[Collected data entries]
^^^^

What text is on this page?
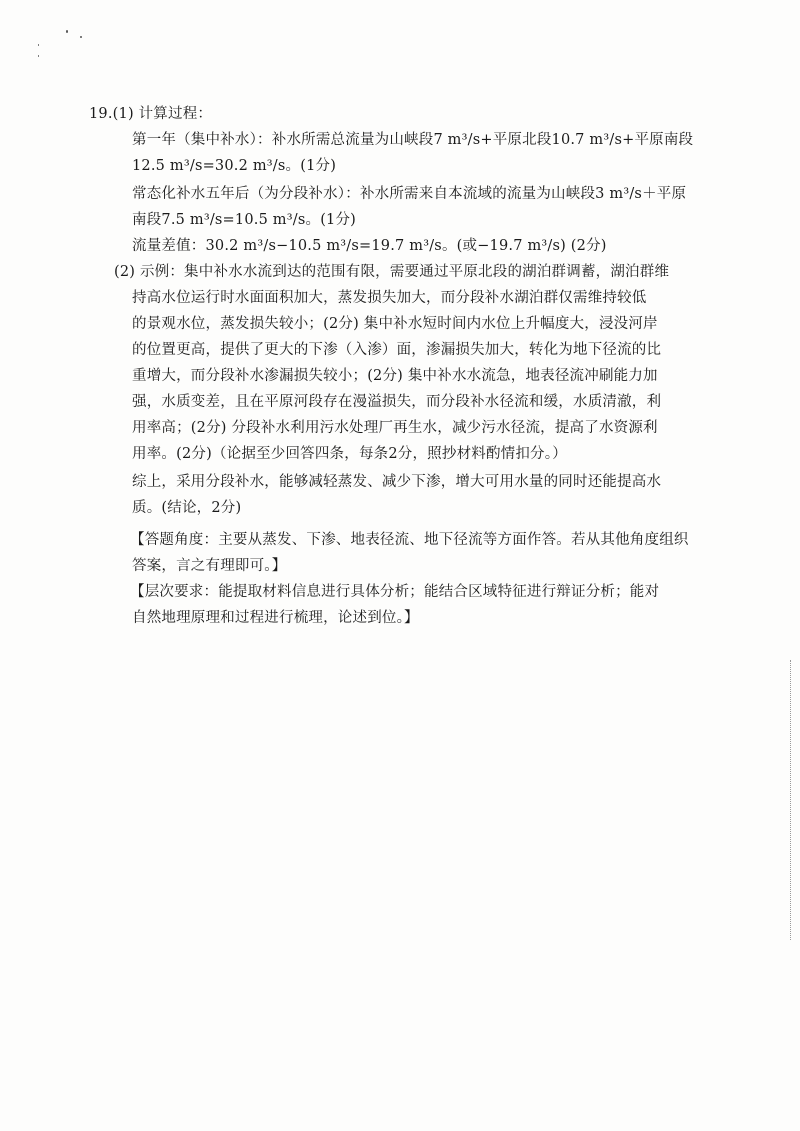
19.(1) 计算过程：
第一年（集中补水）：补水所需总流量为山峡段7 m³/s+平原北段10.7 m³/s+平原南段
12.5 m³/s=30.2 m³/s。(1分)
常态化补水五年后（为分段补水）：补水所需来自本流域的流量为山峡段3 m³/s＋平原
南段7.5 m³/s=10.5 m³/s。(1分)
流量差值：30.2 m³/s−10.5 m³/s=19.7 m³/s。(或−19.7 m³/s) (2分)
(2) 示例：集中补水水流到达的范围有限，需要通过平原北段的湖泊群调蓄，湖泊群维
持高水位运行时水面面积加大，蒸发损失加大，而分段补水湖泊群仅需维持较低
的景观水位，蒸发损失较小；(2分) 集中补水短时间内水位上升幅度大，浸没河岸
的位置更高，提供了更大的下渗（入渗）面，渗漏损失加大，转化为地下径流的比
重增大，而分段补水渗漏损失较小；(2分) 集中补水水流急，地表径流冲刷能力加
强，水质变差，且在平原河段存在漫溢损失，而分段补水径流和缓，水质清澈，利
用率高；(2分) 分段补水利用污水处理厂再生水，减少污水径流，提高了水资源利
用率。(2分)（论据至少回答四条，每条2分，照抄材料酌情扣分。）
综上，采用分段补水，能够减轻蒸发、减少下渗，增大可用水量的同时还能提高水
质。(结论，2分)
【答题角度：主要从蒸发、下渗、地表径流、地下径流等方面作答。若从其他角度组织
答案，言之有理即可。】
【层次要求：能提取材料信息进行具体分析；能结合区域特征进行辩证分析；能对
自然地理原理和过程进行梳理，论述到位。】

^^^^

Task :: Go through the material above and print all of it exactly, except the pictures.

Complete response ::
What text is on this page?
19.(1) 计算过程：
第一年（集中补水）：补水所需总流量为山峡段7 m³/s+平原北段10.7 m³/s+平原南段
12.5 m³/s=30.2 m³/s。(1分)
常态化补水五年后（为分段补水）：补水所需来自本流域的流量为山峡段3 m³/s＋平原
南段7.5 m³/s=10.5 m³/s。(1分)
流量差值：30.2 m³/s−10.5 m³/s=19.7 m³/s。(或−19.7 m³/s) (2分)
(2) 示例：集中补水水流到达的范围有限，需要通过平原北段的湖泊群调蓄，湖泊群维
持高水位运行时水面面积加大，蒸发损失加大，而分段补水湖泊群仅需维持较低
的景观水位，蒸发损失较小；(2分) 集中补水短时间内水位上升幅度大，浸没河岸
的位置更高，提供了更大的下渗（入渗）面，渗漏损失加大，转化为地下径流的比
重增大，而分段补水渗漏损失较小；(2分) 集中补水水流急，地表径流冲刷能力加
强，水质变差，且在平原河段存在漫溢损失，而分段补水径流和缓，水质清澈，利
用率高；(2分) 分段补水利用污水处理厂再生水，减少污水径流，提高了水资源利
用率。(2分)（论据至少回答四条，每条2分，照抄材料酌情扣分。）
综上，采用分段补水，能够减轻蒸发、减少下渗，增大可用水量的同时还能提高水
质。(结论，2分)
【答题角度：主要从蒸发、下渗、地表径流、地下径流等方面作答。若从其他角度组织
答案，言之有理即可。】
【层次要求：能提取材料信息进行具体分析；能结合区域特征进行辩证分析；能对
自然地理原理和过程进行梳理，论述到位。】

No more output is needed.